# Exercise goal
Reproduce the records that follow in full, excluding any picture they contain.

# Task inputs
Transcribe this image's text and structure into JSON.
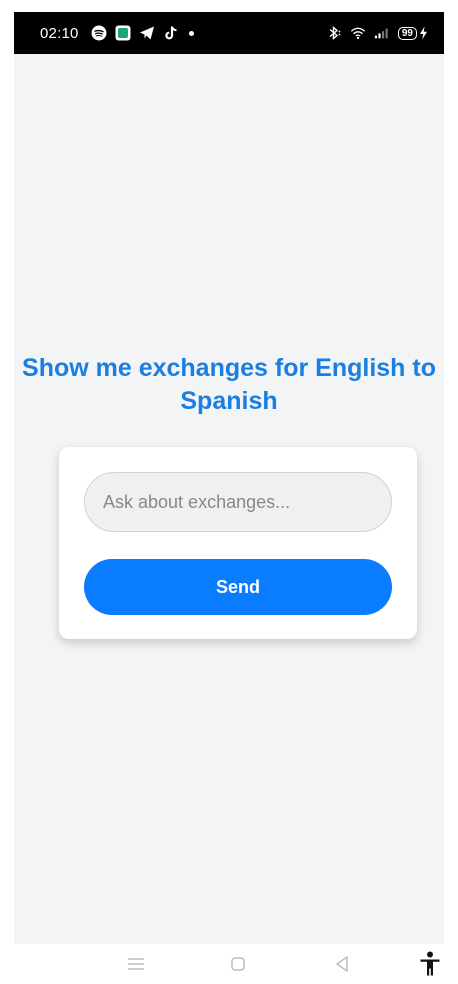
{
  "status_bar": {
    "time": "02:10",
    "battery_level": "99",
    "icons_left": [
      "spotify-icon",
      "app-icon",
      "telegram-icon",
      "tiktok-icon",
      "notification-dot"
    ],
    "icons_right": [
      "bluetooth-icon",
      "wifi-icon",
      "signal-icon",
      "battery-icon",
      "charging-icon"
    ]
  },
  "main": {
    "title": "Show me exchanges for English to Spanish"
  },
  "form": {
    "input_placeholder": "Ask about exchanges...",
    "input_value": "",
    "send_label": "Send"
  },
  "nav_bar": {
    "buttons": [
      "menu-icon",
      "home-icon",
      "back-icon",
      "accessibility-icon"
    ]
  },
  "colors": {
    "accent": "#0a7cff",
    "title": "#1a7fe0",
    "background": "#f3f4f6",
    "card": "#ffffff",
    "status_bar": "#000000"
  }
}
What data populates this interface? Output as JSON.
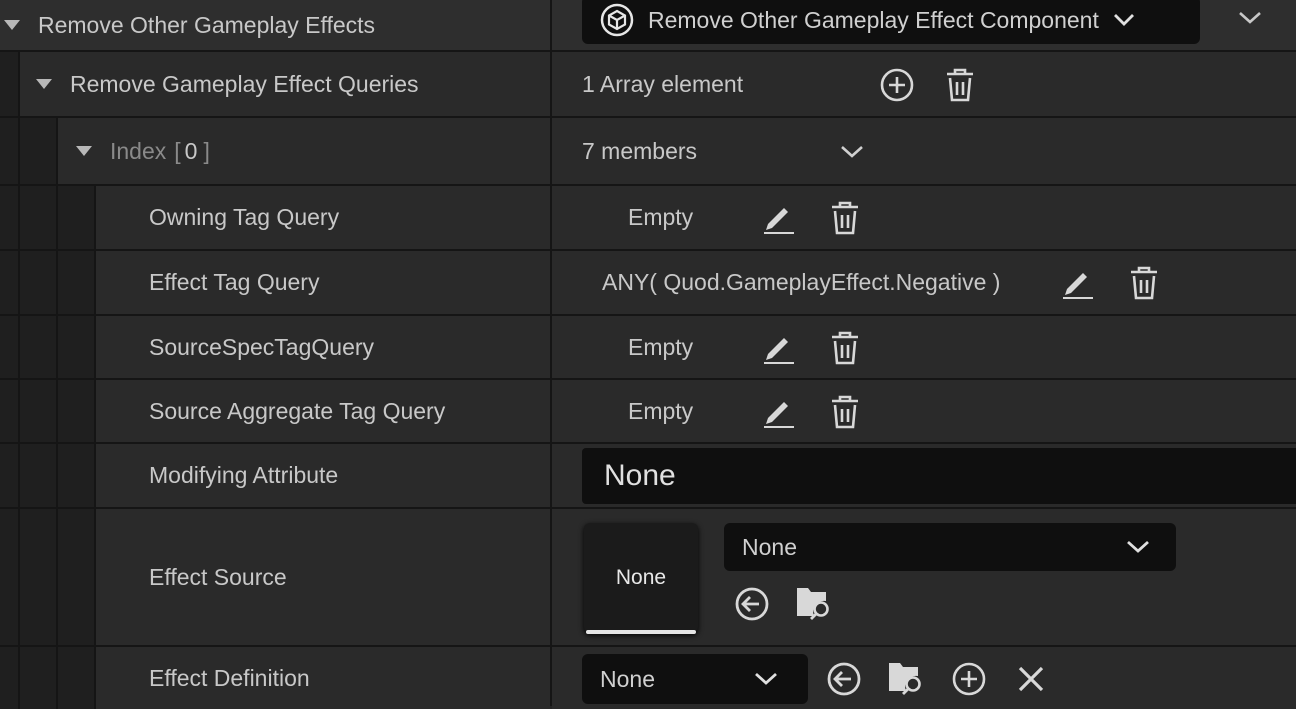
{
  "section": {
    "title": "Remove Other Gameplay Effects",
    "component_label": "Remove Other Gameplay Effect Component"
  },
  "queries": {
    "title": "Remove Gameplay Effect Queries",
    "summary": "1 Array element"
  },
  "index": {
    "label": "Index",
    "open_bracket": "[",
    "value": "0",
    "close_bracket": "]",
    "summary": "7 members"
  },
  "properties": {
    "owning_tag_query": {
      "label": "Owning Tag Query",
      "value": "Empty"
    },
    "effect_tag_query": {
      "label": "Effect Tag Query",
      "value": "ANY( Quod.GameplayEffect.Negative )"
    },
    "source_spec_tag_query": {
      "label": "SourceSpecTagQuery",
      "value": "Empty"
    },
    "source_aggregate_tag_query": {
      "label": "Source Aggregate Tag Query",
      "value": "Empty"
    },
    "modifying_attribute": {
      "label": "Modifying Attribute",
      "value": "None"
    },
    "effect_source": {
      "label": "Effect Source",
      "thumbnail": "None",
      "selected": "None"
    },
    "effect_definition": {
      "label": "Effect Definition",
      "selected": "None"
    }
  },
  "colors": {
    "background": "#242424",
    "row": "#2a2a2a",
    "field": "#0f0f0f",
    "text": "#c8c8c8"
  }
}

# Result of the exercise
Transcribe this image's text and structure into JSON.
{
  "status_bar": {
    "time": "02:10",
    "battery_level": "99",
    "icons_left": [
      "spotify-icon",
      "app-icon",
      "telegram-icon",
      "tiktok-icon",
      "notification-dot"
    ],
    "icons_right": [
      "bluetooth-icon",
      "wifi-icon",
      "signal-icon",
      "battery-icon",
      "charging-icon"
    ]
  },
  "main": {
    "title": "Show me exchanges for English to Spanish"
  },
  "form": {
    "input_placeholder": "Ask about exchanges...",
    "input_value": "",
    "send_label": "Send"
  },
  "nav_bar": {
    "buttons": [
      "menu-icon",
      "home-icon",
      "back-icon",
      "accessibility-icon"
    ]
  },
  "colors": {
    "accent": "#0a7cff",
    "title": "#1a7fe0",
    "background": "#f3f4f6",
    "card": "#ffffff",
    "status_bar": "#000000"
  }
}
What data populates this interface? Output as JSON.
{
  "section": {
    "title": "Remove Other Gameplay Effects",
    "component_label": "Remove Other Gameplay Effect Component"
  },
  "queries": {
    "title": "Remove Gameplay Effect Queries",
    "summary": "1 Array element"
  },
  "index": {
    "label": "Index",
    "open_bracket": "[",
    "value": "0",
    "close_bracket": "]",
    "summary": "7 members"
  },
  "properties": {
    "owning_tag_query": {
      "label": "Owning Tag Query",
      "value": "Empty"
    },
    "effect_tag_query": {
      "label": "Effect Tag Query",
      "value": "ANY( Quod.GameplayEffect.Negative )"
    },
    "source_spec_tag_query": {
      "label": "SourceSpecTagQuery",
      "value": "Empty"
    },
    "source_aggregate_tag_query": {
      "label": "Source Aggregate Tag Query",
      "value": "Empty"
    },
    "modifying_attribute": {
      "label": "Modifying Attribute",
      "value": "None"
    },
    "effect_source": {
      "label": "Effect Source",
      "thumbnail": "None",
      "selected": "None"
    },
    "effect_definition": {
      "label": "Effect Definition",
      "selected": "None"
    }
  },
  "colors": {
    "background": "#242424",
    "row": "#2a2a2a",
    "field": "#0f0f0f",
    "text": "#c8c8c8"
  }
}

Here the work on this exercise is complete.